**SET PROBLEM**
Tally every line of the material that includes "temporary", then give the tally and nothing else.

## Begin RECORD EXTRACTS

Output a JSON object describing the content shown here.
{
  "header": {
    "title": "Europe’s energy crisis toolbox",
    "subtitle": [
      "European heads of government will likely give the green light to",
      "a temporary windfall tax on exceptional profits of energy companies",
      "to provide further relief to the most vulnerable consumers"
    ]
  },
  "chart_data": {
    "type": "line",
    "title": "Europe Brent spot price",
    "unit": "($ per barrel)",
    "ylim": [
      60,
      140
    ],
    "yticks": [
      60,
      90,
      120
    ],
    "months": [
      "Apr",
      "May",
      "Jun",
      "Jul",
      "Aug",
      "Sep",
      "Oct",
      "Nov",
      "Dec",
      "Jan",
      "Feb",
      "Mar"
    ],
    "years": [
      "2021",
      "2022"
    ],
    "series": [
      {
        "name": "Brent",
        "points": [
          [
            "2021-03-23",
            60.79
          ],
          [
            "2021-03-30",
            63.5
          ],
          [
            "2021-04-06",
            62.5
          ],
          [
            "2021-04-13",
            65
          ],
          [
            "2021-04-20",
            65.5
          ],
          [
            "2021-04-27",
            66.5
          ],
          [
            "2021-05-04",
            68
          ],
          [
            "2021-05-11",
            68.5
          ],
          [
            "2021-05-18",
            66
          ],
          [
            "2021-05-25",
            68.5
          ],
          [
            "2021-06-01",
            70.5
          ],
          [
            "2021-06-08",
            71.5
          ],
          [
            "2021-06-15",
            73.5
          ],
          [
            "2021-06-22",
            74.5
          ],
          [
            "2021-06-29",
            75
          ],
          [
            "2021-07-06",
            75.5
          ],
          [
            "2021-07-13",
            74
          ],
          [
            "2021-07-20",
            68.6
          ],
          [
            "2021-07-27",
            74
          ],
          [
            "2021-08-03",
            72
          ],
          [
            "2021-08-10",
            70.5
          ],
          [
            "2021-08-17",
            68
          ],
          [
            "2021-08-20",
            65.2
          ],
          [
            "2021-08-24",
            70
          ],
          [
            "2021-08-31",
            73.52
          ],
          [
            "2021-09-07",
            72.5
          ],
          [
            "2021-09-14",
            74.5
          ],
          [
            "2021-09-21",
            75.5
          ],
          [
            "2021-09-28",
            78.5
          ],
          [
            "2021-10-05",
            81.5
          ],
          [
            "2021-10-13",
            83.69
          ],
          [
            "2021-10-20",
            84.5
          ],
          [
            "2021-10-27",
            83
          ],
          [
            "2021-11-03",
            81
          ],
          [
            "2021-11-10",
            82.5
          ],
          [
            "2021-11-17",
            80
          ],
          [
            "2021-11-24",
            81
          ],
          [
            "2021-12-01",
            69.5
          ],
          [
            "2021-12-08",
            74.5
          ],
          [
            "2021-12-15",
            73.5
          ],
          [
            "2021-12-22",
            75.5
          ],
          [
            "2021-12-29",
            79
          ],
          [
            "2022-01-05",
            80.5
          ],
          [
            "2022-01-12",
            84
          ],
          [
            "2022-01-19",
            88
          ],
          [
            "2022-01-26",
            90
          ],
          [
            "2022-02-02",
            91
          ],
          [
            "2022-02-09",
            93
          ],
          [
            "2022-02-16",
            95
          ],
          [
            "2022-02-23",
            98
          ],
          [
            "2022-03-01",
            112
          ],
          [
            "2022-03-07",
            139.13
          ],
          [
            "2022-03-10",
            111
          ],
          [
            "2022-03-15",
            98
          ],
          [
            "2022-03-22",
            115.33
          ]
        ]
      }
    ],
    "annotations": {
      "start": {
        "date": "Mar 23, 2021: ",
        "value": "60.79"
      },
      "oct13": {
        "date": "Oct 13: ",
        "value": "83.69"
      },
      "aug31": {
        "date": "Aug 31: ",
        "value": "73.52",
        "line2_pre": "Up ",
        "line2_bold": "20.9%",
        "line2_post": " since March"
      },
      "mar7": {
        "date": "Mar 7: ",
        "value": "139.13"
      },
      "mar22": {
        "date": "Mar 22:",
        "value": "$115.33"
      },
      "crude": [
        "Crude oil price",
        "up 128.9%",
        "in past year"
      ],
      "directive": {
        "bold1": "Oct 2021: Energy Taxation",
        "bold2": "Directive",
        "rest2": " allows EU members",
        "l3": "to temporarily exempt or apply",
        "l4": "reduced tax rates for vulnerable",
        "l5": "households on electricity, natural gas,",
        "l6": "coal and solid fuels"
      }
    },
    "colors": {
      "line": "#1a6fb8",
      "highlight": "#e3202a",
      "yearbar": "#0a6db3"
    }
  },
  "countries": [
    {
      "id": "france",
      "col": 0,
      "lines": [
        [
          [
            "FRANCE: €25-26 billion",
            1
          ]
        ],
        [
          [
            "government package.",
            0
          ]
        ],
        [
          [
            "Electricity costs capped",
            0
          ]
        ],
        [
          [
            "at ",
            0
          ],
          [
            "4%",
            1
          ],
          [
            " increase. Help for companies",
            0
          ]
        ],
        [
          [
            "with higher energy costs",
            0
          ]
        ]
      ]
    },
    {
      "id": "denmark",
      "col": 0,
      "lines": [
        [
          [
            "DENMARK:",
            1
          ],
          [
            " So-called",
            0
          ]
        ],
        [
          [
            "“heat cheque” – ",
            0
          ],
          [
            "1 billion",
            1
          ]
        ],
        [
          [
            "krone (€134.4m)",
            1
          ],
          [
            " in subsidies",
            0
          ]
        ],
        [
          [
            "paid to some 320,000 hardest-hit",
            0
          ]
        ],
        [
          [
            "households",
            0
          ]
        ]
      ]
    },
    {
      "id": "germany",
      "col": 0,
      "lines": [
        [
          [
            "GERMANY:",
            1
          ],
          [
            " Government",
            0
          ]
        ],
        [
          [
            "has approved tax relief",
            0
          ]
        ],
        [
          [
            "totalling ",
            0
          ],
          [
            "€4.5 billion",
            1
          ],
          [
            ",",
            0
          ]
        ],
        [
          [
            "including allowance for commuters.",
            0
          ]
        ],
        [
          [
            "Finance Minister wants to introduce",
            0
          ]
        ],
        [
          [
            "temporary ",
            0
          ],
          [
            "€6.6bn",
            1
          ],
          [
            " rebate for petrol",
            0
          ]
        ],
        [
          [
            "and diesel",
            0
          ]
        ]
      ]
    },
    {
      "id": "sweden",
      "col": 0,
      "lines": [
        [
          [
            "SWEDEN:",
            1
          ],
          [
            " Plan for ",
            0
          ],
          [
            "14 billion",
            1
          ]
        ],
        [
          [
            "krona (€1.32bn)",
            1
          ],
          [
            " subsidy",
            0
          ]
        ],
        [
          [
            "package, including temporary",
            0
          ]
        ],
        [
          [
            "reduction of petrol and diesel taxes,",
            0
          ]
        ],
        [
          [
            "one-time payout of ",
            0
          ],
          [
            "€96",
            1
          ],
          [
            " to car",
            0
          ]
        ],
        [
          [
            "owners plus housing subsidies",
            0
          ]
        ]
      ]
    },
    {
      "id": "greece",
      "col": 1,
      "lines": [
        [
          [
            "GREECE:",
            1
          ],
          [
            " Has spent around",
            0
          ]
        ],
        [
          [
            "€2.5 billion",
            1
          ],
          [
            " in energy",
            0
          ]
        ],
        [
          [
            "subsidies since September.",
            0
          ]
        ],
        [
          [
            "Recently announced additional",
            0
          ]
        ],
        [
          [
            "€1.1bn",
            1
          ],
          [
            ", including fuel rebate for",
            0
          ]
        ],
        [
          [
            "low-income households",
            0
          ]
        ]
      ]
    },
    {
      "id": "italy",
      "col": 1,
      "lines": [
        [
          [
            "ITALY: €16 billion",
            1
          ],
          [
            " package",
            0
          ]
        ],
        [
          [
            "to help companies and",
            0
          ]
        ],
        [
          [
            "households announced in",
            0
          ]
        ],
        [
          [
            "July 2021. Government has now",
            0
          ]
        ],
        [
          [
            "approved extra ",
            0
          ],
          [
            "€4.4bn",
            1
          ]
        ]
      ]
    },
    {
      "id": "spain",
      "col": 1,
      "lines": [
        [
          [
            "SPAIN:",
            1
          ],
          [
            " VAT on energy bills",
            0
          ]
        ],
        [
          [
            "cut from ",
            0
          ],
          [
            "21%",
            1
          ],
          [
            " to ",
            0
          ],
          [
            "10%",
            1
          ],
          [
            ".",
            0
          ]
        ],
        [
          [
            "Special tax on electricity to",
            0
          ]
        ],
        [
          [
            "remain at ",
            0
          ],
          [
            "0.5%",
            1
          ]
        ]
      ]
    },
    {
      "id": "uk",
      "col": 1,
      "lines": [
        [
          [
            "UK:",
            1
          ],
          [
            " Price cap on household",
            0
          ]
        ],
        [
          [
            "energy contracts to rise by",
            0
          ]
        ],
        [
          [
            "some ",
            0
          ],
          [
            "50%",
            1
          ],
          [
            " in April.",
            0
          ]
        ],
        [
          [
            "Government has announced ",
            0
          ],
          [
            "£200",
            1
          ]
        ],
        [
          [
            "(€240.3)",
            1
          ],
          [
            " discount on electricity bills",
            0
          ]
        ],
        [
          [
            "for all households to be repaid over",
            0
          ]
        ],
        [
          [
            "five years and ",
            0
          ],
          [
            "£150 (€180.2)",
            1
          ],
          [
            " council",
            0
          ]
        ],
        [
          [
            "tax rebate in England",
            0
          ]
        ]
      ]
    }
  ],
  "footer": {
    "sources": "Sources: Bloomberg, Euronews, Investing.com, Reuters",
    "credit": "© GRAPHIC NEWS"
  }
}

## End RECORD EXTRACTS

**TASK RESULT**
3